> Supplied text
The Information Theory of Developmental Pruning: Optimizing Global Network Architecture Using Local Synaptic Rules

Abstract

AbstractDuring development, biological neural networks produce more synapses and neurons than needed. Many of these synapses and neurons are later removed in a process known as neural pruning. Why networks should initially be over-populated, and processes that determine which synapses and neurons are ultimately pruned, remains unclear. We study the mechanisms and significance of neural pruning in model neural network. In a deep Boltzmann machine model of sensory encoding, we find that (1) synaptic pruning is necessary to learn efficient network architectures that retain computationally-relevant connections, (2) pruning by synaptic weight alone does not optimize network size and (3) pruning based on a locally-available proxy for “sloppiness” based on Fisher Information allows the network to identify structurally important vs. unimportant connections and neurons. This locally-available measure of importance has a biological interpretation in terms of the correlations between presynaptic and postsynaptic neurons, and implies an efficient activity-driven pruning rule. Overall, we show how local activity-dependent synaptic pruning can solve the global problem of optimizing a network architecture. We relate these findings to biology as follows: (I) Synaptic over-production is necessary for activity-dependent connectivity optimization. (II) In networks that have more neurons than needed, cells compete for activity, and only the most important and selective neurons are retained. (III) Cells may also be pruned due to a loss of synapses on their axons. This occurs when the information they convey is not relevant to the target population.

> Material shown
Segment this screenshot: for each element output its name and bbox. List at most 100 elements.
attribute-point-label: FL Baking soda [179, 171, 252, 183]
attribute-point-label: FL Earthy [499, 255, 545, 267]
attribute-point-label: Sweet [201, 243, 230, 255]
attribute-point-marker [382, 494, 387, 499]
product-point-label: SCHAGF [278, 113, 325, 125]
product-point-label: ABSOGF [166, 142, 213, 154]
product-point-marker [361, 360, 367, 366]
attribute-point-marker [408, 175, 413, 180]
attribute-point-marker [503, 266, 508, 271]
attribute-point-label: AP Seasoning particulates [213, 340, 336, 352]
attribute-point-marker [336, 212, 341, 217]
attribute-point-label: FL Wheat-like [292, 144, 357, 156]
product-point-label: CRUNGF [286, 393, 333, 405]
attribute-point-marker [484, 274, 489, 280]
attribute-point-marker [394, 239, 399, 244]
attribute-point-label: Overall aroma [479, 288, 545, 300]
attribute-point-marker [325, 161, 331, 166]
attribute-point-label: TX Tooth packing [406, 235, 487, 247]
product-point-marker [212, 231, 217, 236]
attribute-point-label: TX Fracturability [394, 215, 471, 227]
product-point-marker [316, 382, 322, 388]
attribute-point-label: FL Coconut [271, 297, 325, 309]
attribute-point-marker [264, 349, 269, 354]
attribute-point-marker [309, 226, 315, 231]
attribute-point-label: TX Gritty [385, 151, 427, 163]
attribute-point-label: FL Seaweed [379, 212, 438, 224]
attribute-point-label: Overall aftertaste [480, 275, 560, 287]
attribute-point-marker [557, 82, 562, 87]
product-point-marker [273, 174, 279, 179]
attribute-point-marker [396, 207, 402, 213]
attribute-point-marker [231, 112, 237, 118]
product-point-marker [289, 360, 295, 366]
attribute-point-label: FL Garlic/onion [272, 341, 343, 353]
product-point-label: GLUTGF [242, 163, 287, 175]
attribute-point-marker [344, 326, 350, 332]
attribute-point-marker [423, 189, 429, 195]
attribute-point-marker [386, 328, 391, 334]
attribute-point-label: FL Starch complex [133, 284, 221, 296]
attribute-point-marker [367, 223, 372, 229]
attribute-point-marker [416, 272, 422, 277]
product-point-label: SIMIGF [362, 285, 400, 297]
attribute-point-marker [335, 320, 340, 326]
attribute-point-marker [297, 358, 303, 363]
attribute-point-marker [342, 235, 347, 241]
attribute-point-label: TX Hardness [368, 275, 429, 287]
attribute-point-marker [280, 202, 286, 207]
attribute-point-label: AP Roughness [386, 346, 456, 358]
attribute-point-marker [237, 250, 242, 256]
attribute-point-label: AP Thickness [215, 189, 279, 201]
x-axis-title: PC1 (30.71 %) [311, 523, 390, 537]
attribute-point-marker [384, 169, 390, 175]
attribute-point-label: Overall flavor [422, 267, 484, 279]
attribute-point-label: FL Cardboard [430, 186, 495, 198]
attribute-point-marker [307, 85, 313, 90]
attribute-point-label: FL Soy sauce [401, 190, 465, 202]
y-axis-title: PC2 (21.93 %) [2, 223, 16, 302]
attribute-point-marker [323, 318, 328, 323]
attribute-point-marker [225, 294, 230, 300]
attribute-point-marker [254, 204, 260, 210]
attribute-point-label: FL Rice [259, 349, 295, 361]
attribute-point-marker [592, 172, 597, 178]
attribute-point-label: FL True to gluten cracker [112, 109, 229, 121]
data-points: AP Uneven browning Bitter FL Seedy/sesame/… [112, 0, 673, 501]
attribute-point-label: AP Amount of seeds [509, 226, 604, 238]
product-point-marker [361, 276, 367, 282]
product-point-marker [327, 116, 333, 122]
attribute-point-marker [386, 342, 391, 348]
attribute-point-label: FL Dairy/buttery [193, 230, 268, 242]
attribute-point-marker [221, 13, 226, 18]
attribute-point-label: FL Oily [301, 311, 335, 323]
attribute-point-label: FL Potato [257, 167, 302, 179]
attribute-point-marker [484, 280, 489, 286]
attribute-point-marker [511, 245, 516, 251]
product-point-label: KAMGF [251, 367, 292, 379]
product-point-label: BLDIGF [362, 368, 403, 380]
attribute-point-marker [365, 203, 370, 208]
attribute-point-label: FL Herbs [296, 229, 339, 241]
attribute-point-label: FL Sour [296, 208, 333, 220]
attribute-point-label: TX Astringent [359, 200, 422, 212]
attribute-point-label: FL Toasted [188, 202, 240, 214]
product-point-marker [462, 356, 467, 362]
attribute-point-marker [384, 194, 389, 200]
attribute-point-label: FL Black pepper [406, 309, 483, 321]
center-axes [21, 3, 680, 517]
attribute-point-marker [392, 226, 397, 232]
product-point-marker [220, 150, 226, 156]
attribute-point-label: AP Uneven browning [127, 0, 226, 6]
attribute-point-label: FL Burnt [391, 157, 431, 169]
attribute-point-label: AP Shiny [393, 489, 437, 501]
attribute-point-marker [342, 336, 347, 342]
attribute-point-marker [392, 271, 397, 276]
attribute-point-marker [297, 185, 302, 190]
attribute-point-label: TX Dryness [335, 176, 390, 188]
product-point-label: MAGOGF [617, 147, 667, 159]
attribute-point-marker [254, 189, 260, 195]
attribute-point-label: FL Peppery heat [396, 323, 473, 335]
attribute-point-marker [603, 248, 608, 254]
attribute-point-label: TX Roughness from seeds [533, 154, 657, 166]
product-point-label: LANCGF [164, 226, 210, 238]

> What you are asked to do
According to the abstract on developmental pruning, what kind of model of sensory encoding was studied? The lines above come from a separate source and are unrelated to the abstract.

> Finished exercise
A deep Boltzmann machine.